Search the records for "page" and copy each line that holds it.

Start of Dataset content

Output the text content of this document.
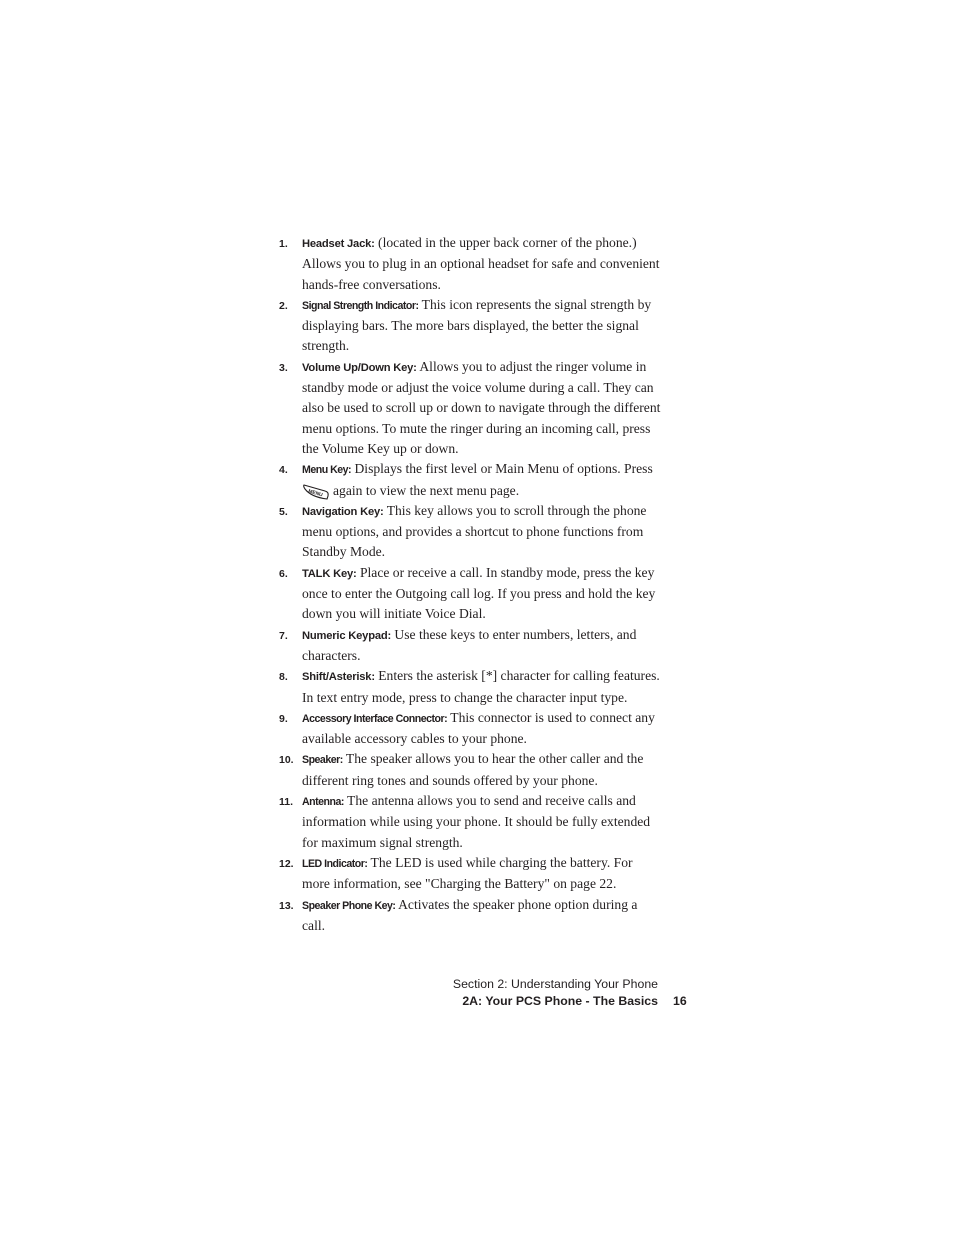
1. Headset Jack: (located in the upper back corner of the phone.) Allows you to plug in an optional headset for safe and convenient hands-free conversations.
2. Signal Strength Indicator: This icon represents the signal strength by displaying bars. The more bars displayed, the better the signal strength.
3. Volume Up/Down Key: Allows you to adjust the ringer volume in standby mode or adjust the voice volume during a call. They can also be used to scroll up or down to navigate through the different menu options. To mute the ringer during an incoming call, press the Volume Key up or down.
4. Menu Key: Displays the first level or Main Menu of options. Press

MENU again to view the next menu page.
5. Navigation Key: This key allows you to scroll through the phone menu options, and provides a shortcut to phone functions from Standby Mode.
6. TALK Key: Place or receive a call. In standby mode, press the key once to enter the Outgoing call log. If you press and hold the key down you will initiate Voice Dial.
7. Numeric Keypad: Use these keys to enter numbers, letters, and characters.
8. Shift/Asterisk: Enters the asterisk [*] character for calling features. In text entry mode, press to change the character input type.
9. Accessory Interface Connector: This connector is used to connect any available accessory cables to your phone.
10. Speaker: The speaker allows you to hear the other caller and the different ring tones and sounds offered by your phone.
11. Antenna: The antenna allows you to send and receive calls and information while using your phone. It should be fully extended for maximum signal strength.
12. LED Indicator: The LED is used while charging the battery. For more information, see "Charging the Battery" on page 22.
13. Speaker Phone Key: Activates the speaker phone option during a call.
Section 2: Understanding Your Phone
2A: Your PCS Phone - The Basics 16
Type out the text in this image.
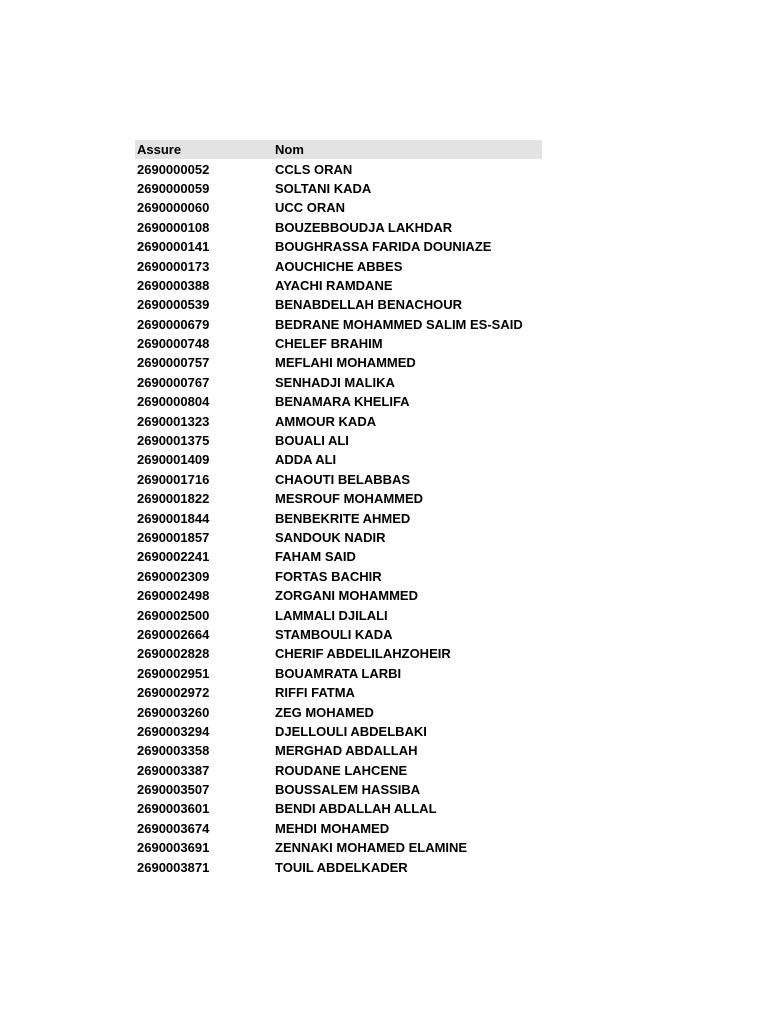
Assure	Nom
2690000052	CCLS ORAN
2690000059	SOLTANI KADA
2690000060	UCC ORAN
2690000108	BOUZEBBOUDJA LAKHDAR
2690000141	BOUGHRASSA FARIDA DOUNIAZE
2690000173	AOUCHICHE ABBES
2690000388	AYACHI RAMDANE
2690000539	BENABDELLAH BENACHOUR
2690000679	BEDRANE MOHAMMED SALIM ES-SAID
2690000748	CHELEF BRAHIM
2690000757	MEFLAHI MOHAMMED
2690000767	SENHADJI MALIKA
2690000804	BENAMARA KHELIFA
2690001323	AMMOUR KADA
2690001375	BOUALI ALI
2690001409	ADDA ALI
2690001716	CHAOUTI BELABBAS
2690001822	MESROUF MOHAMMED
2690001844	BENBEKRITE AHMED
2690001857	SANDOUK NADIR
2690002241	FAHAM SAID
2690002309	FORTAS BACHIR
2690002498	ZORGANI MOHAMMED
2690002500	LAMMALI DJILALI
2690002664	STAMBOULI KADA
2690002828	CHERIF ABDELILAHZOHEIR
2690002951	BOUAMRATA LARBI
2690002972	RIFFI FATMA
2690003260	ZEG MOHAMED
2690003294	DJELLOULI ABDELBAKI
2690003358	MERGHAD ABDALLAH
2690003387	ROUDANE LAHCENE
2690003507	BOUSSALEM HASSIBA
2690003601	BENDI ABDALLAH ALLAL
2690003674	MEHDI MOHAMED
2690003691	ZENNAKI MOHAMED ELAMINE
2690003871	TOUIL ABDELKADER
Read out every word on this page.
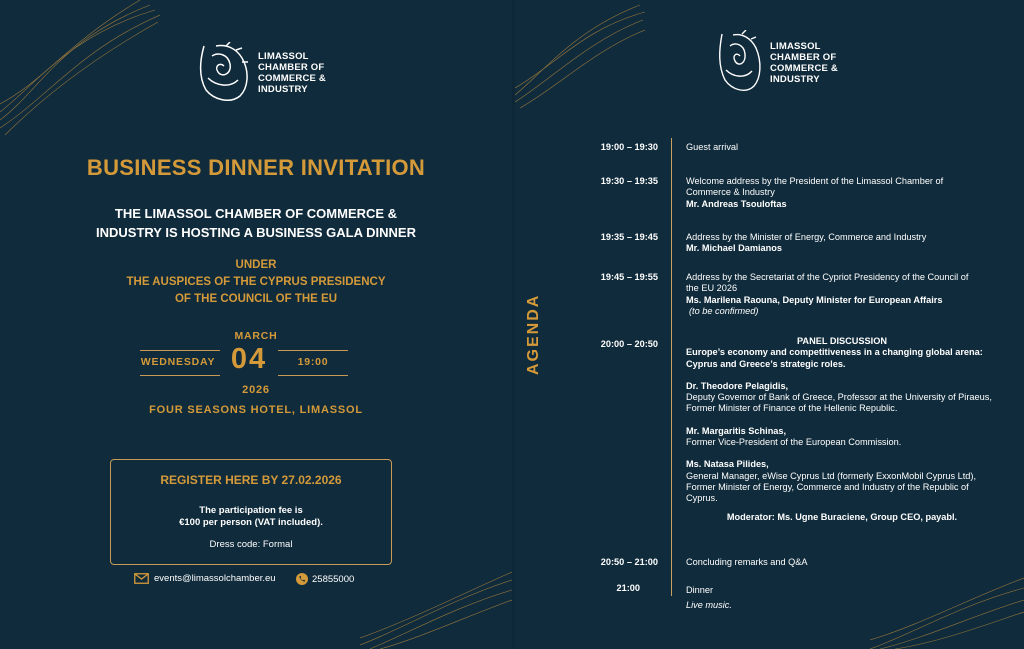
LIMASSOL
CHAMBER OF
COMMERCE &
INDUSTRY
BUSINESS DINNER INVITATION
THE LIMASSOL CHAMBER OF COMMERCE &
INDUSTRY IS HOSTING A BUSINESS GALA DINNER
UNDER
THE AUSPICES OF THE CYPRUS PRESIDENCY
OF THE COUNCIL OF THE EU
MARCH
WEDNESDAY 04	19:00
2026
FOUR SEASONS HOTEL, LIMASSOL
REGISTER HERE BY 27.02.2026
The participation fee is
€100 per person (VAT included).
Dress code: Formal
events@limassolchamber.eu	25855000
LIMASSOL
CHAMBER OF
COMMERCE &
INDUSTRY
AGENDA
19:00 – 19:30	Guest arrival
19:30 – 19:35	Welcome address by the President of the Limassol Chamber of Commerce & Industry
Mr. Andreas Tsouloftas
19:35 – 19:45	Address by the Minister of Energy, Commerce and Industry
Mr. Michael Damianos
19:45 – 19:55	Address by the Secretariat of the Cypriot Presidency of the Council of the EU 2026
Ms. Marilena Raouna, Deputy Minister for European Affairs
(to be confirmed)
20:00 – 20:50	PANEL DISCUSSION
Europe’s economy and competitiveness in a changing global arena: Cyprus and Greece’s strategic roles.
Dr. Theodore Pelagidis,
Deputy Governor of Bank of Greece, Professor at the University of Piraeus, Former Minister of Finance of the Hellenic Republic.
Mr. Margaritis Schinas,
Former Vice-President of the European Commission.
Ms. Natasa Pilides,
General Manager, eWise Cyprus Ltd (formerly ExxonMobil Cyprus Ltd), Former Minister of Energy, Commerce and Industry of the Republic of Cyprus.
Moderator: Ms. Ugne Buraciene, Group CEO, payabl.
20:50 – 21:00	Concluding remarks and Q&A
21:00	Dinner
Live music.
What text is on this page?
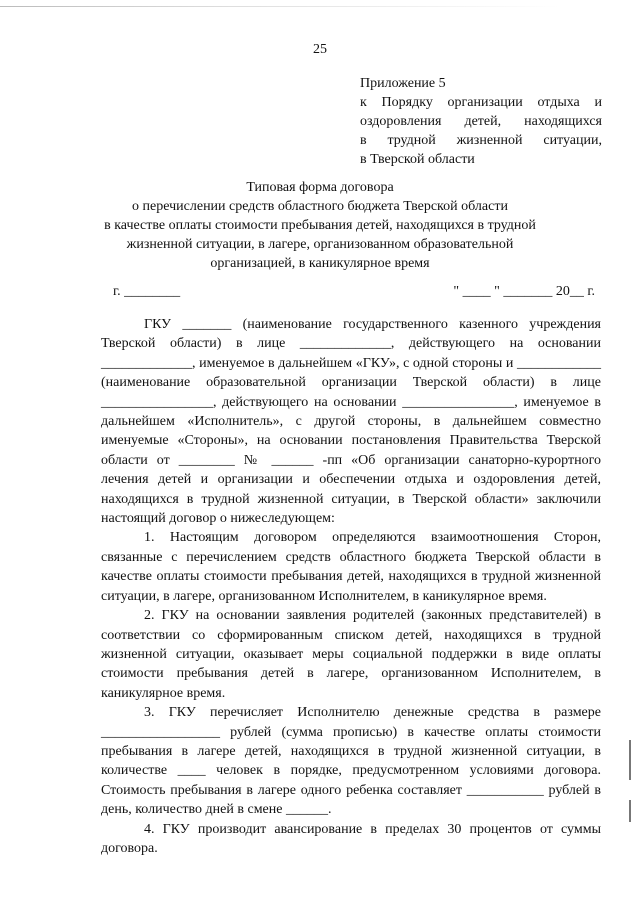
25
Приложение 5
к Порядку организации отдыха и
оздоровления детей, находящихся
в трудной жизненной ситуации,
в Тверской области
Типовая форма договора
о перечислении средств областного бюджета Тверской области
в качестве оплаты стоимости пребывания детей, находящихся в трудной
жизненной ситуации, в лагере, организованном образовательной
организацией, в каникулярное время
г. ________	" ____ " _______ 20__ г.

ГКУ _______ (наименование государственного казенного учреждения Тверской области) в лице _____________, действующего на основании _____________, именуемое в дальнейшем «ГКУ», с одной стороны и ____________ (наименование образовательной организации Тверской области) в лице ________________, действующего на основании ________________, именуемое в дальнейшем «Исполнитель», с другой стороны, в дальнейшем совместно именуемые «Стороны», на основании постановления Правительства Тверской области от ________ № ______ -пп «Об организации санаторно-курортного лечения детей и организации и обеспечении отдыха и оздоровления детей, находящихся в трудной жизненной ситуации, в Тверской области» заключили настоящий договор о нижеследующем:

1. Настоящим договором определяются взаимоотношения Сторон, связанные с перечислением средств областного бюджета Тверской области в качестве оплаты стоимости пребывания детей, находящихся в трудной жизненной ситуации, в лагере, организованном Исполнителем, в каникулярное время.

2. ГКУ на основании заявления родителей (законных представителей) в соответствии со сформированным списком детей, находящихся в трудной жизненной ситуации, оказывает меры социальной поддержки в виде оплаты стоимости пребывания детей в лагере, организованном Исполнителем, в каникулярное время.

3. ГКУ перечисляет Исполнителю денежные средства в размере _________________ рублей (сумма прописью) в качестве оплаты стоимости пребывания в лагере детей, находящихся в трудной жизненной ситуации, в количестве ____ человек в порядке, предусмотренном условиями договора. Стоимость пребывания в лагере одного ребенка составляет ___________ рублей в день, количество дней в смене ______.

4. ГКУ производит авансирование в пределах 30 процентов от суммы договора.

End of Dataset content

• _Task result_:
MENU again to view the next menu page.
12. LED Indicator: The LED is used while charging the battery. For more information, see "Charging the Battery" on page 22.
Read out every word on this page.
What text is on this page?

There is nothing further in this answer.